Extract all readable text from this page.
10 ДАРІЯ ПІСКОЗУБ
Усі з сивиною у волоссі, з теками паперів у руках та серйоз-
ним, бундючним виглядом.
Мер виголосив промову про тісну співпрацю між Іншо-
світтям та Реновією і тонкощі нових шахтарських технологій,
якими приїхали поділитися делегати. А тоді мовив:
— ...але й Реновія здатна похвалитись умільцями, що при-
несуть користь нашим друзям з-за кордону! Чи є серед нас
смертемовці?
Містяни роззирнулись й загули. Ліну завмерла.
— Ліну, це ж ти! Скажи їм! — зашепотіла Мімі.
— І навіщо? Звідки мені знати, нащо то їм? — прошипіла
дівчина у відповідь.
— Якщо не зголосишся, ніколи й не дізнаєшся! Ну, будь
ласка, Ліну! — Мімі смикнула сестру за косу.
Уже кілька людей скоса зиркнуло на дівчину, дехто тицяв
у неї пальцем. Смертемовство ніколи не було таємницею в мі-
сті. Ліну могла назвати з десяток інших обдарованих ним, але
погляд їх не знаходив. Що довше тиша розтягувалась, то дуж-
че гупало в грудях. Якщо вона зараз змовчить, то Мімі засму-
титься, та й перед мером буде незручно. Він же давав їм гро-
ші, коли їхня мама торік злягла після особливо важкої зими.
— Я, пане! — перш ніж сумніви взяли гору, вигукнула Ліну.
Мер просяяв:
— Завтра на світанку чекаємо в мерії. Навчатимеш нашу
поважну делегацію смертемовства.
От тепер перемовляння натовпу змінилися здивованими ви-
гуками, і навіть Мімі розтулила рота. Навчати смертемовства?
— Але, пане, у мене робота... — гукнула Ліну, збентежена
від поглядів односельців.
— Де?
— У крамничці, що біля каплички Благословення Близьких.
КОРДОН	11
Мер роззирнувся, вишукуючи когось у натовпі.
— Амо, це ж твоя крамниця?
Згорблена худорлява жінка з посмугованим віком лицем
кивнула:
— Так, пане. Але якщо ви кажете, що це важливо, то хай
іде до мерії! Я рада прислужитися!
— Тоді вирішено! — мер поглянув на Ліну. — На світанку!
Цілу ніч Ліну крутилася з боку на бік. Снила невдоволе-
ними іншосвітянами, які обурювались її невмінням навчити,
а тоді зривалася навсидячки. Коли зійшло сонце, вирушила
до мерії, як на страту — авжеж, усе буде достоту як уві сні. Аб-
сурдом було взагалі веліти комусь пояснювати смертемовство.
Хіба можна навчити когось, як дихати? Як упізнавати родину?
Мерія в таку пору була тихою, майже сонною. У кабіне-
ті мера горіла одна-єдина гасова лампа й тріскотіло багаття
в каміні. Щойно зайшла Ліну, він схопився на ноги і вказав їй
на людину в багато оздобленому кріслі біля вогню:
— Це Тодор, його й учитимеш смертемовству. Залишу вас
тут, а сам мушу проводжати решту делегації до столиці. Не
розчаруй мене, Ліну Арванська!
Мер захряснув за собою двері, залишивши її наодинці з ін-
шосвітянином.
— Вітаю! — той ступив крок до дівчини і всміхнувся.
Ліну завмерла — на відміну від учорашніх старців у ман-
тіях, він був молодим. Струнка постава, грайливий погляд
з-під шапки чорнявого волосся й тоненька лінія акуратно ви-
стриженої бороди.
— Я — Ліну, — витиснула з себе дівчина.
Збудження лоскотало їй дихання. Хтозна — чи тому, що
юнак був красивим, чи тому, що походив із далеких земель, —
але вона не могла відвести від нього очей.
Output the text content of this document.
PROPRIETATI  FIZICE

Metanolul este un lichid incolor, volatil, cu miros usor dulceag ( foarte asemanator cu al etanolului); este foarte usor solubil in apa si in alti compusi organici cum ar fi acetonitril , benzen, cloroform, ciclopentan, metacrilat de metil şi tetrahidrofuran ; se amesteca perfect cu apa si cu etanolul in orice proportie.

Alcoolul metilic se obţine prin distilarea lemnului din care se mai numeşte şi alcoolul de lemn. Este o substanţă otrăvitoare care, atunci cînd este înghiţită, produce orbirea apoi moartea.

==*==

Copy out every line from the material above in which the word "пане" appears.

— Я, пане! — перш ніж сумніви взяли гору, вигукнула Ліну.
— Але, пане, у мене робота... — гукнула Ліну, збентежена
— Так, пане. Але якщо ви кажете, що це важливо, то хай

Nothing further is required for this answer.